##### SOURCE #####
Furthermore, the control force calculation unit 30b multiplies the pitch rate V_P by the gain to determine a damping moment in a pitch direction, and divides the damping moment by wheelbase (L_F+L_R) to determine a control force for damping the vibration of the body B due to pitching.

Furthermore, the control force calculation unit 30b multiplies the roll rate V_R by the gain to determine a damping moment in a roll direction, and divides the damping moment by tread W to determine a control force for damping the vibration of the body B due to rolling.

Furthermore, the control force calculation unit 30b multiplies the input longitudinal acceleration G_long by the gain to determine a control force required to prevent pitching of the body B due to inertial force acting in the longitudinal direction.

Then, the control force calculation unit 30b multiplies the input lateral acceleration G_lat by the gain to determine a control force required to prevent rolling of the body B due to centrifugal force.

As described above, the control force calculation unit 30b determines the control forces, on the basis of the bounce rate V_B, the pitch rate the roll rate V_R, the longitudinal acceleration G_long, and the lateral acceleration G_lat. Note that the control forces are determined, designating a sign of a downward force positive, and a sign of an upward force negative. Then, the control force calculation unit 30b determines the body control forces F_FR, F_FL, F_RR, and F_RL which are to be generated from the respective actuators A_FR, A_FL, A_RR, and A_RL, on the basis of these five control forces.

To damp the bounce of the body B, the actuators A_FR, A_FL, A_RR, and A_RL need to generate control forces directed in the same direction and having the same magnitude. To damp pitching of the body B, the front actuators A_FR and A_FL and the rear actuators A_RR and A_RL need to generate control forces having the same magnitude and directed in the opposite directions. To damp rolling of the body B, the right actuators A_FR and A_RR and the left actuators A_FL and A_RL need to generate control forces having the same magnitude and directed in the opposite directions.
##### DATASET EXCERPTS #####
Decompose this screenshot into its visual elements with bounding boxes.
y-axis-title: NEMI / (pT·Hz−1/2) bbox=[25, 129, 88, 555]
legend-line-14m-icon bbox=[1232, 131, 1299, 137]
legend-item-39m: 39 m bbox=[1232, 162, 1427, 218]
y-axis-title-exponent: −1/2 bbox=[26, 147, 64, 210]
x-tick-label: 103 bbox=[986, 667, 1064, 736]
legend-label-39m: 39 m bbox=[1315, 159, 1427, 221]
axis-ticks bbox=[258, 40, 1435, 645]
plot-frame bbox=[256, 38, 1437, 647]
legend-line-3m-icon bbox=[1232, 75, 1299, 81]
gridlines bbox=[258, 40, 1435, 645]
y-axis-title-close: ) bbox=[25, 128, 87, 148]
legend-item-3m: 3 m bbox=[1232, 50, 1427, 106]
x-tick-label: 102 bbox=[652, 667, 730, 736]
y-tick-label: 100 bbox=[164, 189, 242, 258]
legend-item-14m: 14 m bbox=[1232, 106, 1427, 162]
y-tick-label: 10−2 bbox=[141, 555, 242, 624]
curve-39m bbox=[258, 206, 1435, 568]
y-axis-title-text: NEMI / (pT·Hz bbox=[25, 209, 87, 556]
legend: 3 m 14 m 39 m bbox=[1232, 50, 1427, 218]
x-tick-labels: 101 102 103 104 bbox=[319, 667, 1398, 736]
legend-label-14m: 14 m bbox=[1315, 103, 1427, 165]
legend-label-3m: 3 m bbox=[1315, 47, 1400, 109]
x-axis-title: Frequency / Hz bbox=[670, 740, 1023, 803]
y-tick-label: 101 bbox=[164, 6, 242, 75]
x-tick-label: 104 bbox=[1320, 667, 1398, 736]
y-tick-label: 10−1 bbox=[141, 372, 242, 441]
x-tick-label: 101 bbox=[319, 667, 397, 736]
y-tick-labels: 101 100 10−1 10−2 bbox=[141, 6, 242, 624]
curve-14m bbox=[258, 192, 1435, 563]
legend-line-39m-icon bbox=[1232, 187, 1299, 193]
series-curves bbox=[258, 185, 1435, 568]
#####
**TASK INSTRUCTIONS**
Please pick up the passage on vehicle body control forces after its final sentence and carry it further.

**TASK OUTPUT**
Thus, the control force calculation unit 30b adds a control force determined on the basis of the bounce rate V_B, a control force determined on the basis of the pitch rate V_P and the lateral acceleration G_lat and a control force determined on the basis of the roll rate V_R and the lateral acceleration G_long to damp the bouncing, pitching, and rolling of the body B, and determines the body control forces F_FR, F_FL, F_RR, and F_RL which are to be generated from the respective actuators A_FR, A_FL, A_RR, and A_RL. The determined body control forces F_FR, F_FL, F_RR, and F_RL are input to the target control force calculation unit 32.

The road input reduction control calculation unit 31 determines road input reduction control forces F_CFR, F_CFL, F_CRR, and F_CRL on the basis of the vertical accelerations G_UFRG_UFL, G_URR, and G_URL. When the wheels W_FR, W_FL, W_RR, and W_RL vibrate, the suspension springs Sp expand and contract, generating a vibrating force causing the body B to roll and pitch. The road input reduction control forces F_CFR, F_CFL, F_CRR, and F_CRL are each a force for cancelling the vibrating force caused by the expansion and contraction of the suspension spring Sp to vibrate the body B.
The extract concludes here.